* _AIM OF THE EXERCISE_:
Nothing but the lines from the one with "Extract the structured" to the final line should be returned, each exactly as it appears.
# # # # # # #
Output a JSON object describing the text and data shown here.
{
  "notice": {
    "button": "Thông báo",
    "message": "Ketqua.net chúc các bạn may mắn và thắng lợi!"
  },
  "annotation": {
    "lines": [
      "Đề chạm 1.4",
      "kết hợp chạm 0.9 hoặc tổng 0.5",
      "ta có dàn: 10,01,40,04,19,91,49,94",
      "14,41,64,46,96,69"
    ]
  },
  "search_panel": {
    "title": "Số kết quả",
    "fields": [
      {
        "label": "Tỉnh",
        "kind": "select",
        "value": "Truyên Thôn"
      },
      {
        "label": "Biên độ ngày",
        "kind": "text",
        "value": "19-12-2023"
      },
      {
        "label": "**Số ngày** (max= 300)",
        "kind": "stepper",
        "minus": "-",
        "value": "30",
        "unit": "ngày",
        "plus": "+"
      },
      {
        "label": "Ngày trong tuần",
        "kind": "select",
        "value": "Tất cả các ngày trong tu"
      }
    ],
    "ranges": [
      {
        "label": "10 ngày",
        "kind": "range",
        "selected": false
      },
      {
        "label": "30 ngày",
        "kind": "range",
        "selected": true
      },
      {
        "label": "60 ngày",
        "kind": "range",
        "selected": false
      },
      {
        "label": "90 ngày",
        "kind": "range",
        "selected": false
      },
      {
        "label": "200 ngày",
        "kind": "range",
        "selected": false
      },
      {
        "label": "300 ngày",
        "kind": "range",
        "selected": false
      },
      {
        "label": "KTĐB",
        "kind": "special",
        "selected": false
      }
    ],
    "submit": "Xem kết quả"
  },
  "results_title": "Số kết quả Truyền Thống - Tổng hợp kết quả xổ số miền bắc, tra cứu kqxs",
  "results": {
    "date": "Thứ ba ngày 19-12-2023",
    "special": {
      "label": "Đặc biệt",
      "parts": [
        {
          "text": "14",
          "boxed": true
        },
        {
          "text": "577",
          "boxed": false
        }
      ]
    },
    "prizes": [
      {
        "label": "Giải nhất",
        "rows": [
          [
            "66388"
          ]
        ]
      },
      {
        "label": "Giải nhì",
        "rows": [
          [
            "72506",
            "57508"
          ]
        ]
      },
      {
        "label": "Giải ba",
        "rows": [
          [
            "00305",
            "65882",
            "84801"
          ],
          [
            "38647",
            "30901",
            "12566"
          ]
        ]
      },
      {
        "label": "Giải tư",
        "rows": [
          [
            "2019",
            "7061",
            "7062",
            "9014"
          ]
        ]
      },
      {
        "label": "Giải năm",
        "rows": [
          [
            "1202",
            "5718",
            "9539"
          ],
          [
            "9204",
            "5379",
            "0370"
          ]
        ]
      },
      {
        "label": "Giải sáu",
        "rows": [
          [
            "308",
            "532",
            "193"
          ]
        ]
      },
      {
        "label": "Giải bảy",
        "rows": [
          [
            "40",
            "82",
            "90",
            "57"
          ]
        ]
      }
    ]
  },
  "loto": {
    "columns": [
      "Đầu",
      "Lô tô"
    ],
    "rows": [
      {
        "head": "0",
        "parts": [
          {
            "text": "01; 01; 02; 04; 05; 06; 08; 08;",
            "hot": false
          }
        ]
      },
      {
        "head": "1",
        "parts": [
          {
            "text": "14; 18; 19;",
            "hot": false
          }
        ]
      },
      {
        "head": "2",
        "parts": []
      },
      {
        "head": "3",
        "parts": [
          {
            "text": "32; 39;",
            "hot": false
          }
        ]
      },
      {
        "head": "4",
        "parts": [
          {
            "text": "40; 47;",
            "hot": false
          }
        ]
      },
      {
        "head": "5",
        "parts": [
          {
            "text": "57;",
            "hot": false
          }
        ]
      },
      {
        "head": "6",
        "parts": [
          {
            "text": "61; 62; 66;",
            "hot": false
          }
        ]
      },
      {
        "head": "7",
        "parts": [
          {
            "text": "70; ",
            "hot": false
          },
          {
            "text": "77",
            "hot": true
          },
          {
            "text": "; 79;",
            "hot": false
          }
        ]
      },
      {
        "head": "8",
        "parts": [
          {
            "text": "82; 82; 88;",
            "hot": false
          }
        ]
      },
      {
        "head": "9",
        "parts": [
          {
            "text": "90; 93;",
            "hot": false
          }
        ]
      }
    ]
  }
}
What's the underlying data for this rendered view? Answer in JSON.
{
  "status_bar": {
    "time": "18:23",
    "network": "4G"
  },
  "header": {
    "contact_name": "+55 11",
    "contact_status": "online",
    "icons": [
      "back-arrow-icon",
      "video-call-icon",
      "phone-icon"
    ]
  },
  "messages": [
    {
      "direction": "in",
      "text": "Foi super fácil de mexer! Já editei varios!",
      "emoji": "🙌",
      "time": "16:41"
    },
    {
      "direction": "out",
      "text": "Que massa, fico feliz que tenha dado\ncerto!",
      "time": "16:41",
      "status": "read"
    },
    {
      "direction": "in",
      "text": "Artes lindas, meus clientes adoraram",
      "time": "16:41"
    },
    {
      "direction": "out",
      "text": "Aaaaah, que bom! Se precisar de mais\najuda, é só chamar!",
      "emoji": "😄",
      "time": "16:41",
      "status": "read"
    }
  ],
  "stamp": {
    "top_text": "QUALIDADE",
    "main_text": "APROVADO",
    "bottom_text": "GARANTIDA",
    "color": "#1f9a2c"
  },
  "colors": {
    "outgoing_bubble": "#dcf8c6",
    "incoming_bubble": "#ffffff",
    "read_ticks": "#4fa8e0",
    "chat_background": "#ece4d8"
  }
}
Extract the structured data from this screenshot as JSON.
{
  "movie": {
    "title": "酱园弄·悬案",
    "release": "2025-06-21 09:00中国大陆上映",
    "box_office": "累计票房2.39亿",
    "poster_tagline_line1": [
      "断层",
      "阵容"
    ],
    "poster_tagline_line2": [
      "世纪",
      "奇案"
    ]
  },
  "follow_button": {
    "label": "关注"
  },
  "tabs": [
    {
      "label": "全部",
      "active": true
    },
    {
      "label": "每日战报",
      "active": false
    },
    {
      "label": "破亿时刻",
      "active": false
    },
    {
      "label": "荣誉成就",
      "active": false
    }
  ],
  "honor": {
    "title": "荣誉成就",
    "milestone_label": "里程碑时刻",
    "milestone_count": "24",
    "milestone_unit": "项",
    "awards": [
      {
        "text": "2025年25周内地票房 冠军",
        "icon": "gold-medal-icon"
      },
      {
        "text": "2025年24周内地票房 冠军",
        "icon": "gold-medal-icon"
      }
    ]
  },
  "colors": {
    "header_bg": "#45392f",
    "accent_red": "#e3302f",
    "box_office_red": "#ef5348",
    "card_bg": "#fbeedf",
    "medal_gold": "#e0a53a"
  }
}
# # # # # # #
* _PROBLEM SOLUTION_:
Extract the structured data from this screenshot as JSON.
{
  "movie": {
    "title": "酱园弄·悬案",
    "release": "2025-06-21 09:00中国大陆上映",
    "box_office": "累计票房2.39亿",
    "poster_tagline_line1": [
      "断层",
      "阵容"
    ],
    "poster_tagline_line2": [
      "世纪",
      "奇案"
    ]
  },
  "follow_button": {
    "label": "关注"
  },
  "tabs": [
    {
      "label": "全部",
      "active": true
    },
    {
      "label": "每日战报",
      "active": false
    },
    {
      "label": "破亿时刻",
      "active": false
    },
    {
      "label": "荣誉成就",
      "active": false
    }
  ],
  "honor": {
    "title": "荣誉成就",
    "milestone_label": "里程碑时刻",
    "milestone_count": "24",
    "milestone_unit": "项",
    "awards": [
      {
        "text": "2025年25周内地票房 冠军",
        "icon": "gold-medal-icon"
      },
      {
        "text": "2025年24周内地票房 冠军",
        "icon": "gold-medal-icon"
      }
    ]
  },
  "colors": {
    "header_bg": "#45392f",
    "accent_red": "#e3302f",
    "box_office_red": "#ef5348",
    "card_bg": "#fbeedf",
    "medal_gold": "#e0a53a"
  }
}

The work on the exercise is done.